*Given request:* Every line of the material below should be repeated exactly.

- - -

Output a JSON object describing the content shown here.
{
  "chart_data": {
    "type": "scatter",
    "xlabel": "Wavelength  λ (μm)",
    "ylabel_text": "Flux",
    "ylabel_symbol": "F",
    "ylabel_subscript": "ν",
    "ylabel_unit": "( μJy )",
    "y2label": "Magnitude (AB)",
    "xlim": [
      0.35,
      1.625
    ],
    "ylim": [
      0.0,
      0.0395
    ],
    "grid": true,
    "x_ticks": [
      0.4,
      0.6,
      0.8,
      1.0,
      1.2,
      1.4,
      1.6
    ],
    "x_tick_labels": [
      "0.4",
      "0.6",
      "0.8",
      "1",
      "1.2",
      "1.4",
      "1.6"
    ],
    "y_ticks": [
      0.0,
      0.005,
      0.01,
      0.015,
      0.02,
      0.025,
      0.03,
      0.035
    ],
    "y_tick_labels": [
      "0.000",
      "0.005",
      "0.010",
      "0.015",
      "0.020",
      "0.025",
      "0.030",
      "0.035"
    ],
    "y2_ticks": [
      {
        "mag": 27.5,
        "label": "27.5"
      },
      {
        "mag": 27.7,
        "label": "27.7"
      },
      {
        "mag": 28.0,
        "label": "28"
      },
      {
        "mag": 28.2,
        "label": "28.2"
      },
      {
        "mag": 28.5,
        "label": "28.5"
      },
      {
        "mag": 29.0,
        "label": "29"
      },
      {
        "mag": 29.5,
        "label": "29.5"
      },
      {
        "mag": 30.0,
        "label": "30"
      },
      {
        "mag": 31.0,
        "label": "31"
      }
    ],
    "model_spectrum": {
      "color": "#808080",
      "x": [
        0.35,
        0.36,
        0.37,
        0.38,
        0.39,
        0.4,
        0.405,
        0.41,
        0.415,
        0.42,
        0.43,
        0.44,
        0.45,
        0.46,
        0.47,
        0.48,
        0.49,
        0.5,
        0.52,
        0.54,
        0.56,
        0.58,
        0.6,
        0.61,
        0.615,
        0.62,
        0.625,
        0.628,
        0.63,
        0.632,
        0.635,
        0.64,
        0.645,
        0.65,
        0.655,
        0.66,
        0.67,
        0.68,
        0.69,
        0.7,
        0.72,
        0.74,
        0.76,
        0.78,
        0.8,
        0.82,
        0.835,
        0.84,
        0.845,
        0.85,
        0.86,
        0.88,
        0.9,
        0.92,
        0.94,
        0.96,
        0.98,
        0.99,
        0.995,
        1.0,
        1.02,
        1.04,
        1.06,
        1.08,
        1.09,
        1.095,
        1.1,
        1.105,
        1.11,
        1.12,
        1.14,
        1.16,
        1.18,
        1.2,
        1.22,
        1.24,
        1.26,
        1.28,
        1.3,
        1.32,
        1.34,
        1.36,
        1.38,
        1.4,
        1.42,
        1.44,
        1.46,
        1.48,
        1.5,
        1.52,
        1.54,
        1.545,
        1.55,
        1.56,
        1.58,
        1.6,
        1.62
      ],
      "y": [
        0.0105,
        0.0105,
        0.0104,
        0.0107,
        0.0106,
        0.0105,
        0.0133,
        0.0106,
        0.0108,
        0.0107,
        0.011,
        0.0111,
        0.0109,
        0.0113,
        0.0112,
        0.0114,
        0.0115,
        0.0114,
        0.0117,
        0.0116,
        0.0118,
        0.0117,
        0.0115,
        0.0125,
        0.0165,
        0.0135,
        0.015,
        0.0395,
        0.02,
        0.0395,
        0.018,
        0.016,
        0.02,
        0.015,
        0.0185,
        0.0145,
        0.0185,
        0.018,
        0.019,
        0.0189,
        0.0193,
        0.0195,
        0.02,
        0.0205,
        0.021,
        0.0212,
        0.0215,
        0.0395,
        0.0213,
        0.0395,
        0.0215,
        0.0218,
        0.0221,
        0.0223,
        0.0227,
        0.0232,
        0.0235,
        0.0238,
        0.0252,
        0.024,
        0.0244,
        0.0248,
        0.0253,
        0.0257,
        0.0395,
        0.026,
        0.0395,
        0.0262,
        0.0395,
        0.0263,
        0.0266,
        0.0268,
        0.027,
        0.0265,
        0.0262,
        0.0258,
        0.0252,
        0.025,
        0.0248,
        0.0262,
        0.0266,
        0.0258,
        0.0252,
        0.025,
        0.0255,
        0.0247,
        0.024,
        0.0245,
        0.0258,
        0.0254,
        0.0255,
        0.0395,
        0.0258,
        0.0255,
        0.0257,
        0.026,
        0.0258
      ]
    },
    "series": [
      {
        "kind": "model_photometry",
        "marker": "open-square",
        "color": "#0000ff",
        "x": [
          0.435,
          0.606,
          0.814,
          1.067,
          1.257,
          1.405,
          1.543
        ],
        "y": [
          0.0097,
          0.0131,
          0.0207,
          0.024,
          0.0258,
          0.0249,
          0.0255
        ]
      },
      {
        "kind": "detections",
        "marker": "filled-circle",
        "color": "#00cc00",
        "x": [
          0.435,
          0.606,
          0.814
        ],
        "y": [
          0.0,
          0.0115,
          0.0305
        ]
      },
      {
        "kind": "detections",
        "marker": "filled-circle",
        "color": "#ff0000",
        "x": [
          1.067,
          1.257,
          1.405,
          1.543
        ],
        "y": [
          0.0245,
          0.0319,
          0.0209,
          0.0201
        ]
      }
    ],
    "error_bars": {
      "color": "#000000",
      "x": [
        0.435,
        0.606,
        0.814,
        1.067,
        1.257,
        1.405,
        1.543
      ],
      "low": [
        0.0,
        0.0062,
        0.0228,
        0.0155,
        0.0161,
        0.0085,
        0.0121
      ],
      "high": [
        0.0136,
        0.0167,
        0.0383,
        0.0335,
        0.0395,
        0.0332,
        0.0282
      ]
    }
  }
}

- - -

*Answer in full:*
Output a JSON object describing the content shown here.
{
  "chart_data": {
    "type": "scatter",
    "xlabel": "Wavelength  λ (μm)",
    "ylabel_text": "Flux",
    "ylabel_symbol": "F",
    "ylabel_subscript": "ν",
    "ylabel_unit": "( μJy )",
    "y2label": "Magnitude (AB)",
    "xlim": [
      0.35,
      1.625
    ],
    "ylim": [
      0.0,
      0.0395
    ],
    "grid": true,
    "x_ticks": [
      0.4,
      0.6,
      0.8,
      1.0,
      1.2,
      1.4,
      1.6
    ],
    "x_tick_labels": [
      "0.4",
      "0.6",
      "0.8",
      "1",
      "1.2",
      "1.4",
      "1.6"
    ],
    "y_ticks": [
      0.0,
      0.005,
      0.01,
      0.015,
      0.02,
      0.025,
      0.03,
      0.035
    ],
    "y_tick_labels": [
      "0.000",
      "0.005",
      "0.010",
      "0.015",
      "0.020",
      "0.025",
      "0.030",
      "0.035"
    ],
    "y2_ticks": [
      {
        "mag": 27.5,
        "label": "27.5"
      },
      {
        "mag": 27.7,
        "label": "27.7"
      },
      {
        "mag": 28.0,
        "label": "28"
      },
      {
        "mag": 28.2,
        "label": "28.2"
      },
      {
        "mag": 28.5,
        "label": "28.5"
      },
      {
        "mag": 29.0,
        "label": "29"
      },
      {
        "mag": 29.5,
        "label": "29.5"
      },
      {
        "mag": 30.0,
        "label": "30"
      },
      {
        "mag": 31.0,
        "label": "31"
      }
    ],
    "model_spectrum": {
      "color": "#808080",
      "x": [
        0.35,
        0.36,
        0.37,
        0.38,
        0.39,
        0.4,
        0.405,
        0.41,
        0.415,
        0.42,
        0.43,
        0.44,
        0.45,
        0.46,
        0.47,
        0.48,
        0.49,
        0.5,
        0.52,
        0.54,
        0.56,
        0.58,
        0.6,
        0.61,
        0.615,
        0.62,
        0.625,
        0.628,
        0.63,
        0.632,
        0.635,
        0.64,
        0.645,
        0.65,
        0.655,
        0.66,
        0.67,
        0.68,
        0.69,
        0.7,
        0.72,
        0.74,
        0.76,
        0.78,
        0.8,
        0.82,
        0.835,
        0.84,
        0.845,
        0.85,
        0.86,
        0.88,
        0.9,
        0.92,
        0.94,
        0.96,
        0.98,
        0.99,
        0.995,
        1.0,
        1.02,
        1.04,
        1.06,
        1.08,
        1.09,
        1.095,
        1.1,
        1.105,
        1.11,
        1.12,
        1.14,
        1.16,
        1.18,
        1.2,
        1.22,
        1.24,
        1.26,
        1.28,
        1.3,
        1.32,
        1.34,
        1.36,
        1.38,
        1.4,
        1.42,
        1.44,
        1.46,
        1.48,
        1.5,
        1.52,
        1.54,
        1.545,
        1.55,
        1.56,
        1.58,
        1.6,
        1.62
      ],
      "y": [
        0.0105,
        0.0105,
        0.0104,
        0.0107,
        0.0106,
        0.0105,
        0.0133,
        0.0106,
        0.0108,
        0.0107,
        0.011,
        0.0111,
        0.0109,
        0.0113,
        0.0112,
        0.0114,
        0.0115,
        0.0114,
        0.0117,
        0.0116,
        0.0118,
        0.0117,
        0.0115,
        0.0125,
        0.0165,
        0.0135,
        0.015,
        0.0395,
        0.02,
        0.0395,
        0.018,
        0.016,
        0.02,
        0.015,
        0.0185,
        0.0145,
        0.0185,
        0.018,
        0.019,
        0.0189,
        0.0193,
        0.0195,
        0.02,
        0.0205,
        0.021,
        0.0212,
        0.0215,
        0.0395,
        0.0213,
        0.0395,
        0.0215,
        0.0218,
        0.0221,
        0.0223,
        0.0227,
        0.0232,
        0.0235,
        0.0238,
        0.0252,
        0.024,
        0.0244,
        0.0248,
        0.0253,
        0.0257,
        0.0395,
        0.026,
        0.0395,
        0.0262,
        0.0395,
        0.0263,
        0.0266,
        0.0268,
        0.027,
        0.0265,
        0.0262,
        0.0258,
        0.0252,
        0.025,
        0.0248,
        0.0262,
        0.0266,
        0.0258,
        0.0252,
        0.025,
        0.0255,
        0.0247,
        0.024,
        0.0245,
        0.0258,
        0.0254,
        0.0255,
        0.0395,
        0.0258,
        0.0255,
        0.0257,
        0.026,
        0.0258
      ]
    },
    "series": [
      {
        "kind": "model_photometry",
        "marker": "open-square",
        "color": "#0000ff",
        "x": [
          0.435,
          0.606,
          0.814,
          1.067,
          1.257,
          1.405,
          1.543
        ],
        "y": [
          0.0097,
          0.0131,
          0.0207,
          0.024,
          0.0258,
          0.0249,
          0.0255
        ]
      },
      {
        "kind": "detections",
        "marker": "filled-circle",
        "color": "#00cc00",
        "x": [
          0.435,
          0.606,
          0.814
        ],
        "y": [
          0.0,
          0.0115,
          0.0305
        ]
      },
      {
        "kind": "detections",
        "marker": "filled-circle",
        "color": "#ff0000",
        "x": [
          1.067,
          1.257,
          1.405,
          1.543
        ],
        "y": [
          0.0245,
          0.0319,
          0.0209,
          0.0201
        ]
      }
    ],
    "error_bars": {
      "color": "#000000",
      "x": [
        0.435,
        0.606,
        0.814,
        1.067,
        1.257,
        1.405,
        1.543
      ],
      "low": [
        0.0,
        0.0062,
        0.0228,
        0.0155,
        0.0161,
        0.0085,
        0.0121
      ],
      "high": [
        0.0136,
        0.0167,
        0.0383,
        0.0335,
        0.0395,
        0.0332,
        0.0282
      ]
    }
  }
}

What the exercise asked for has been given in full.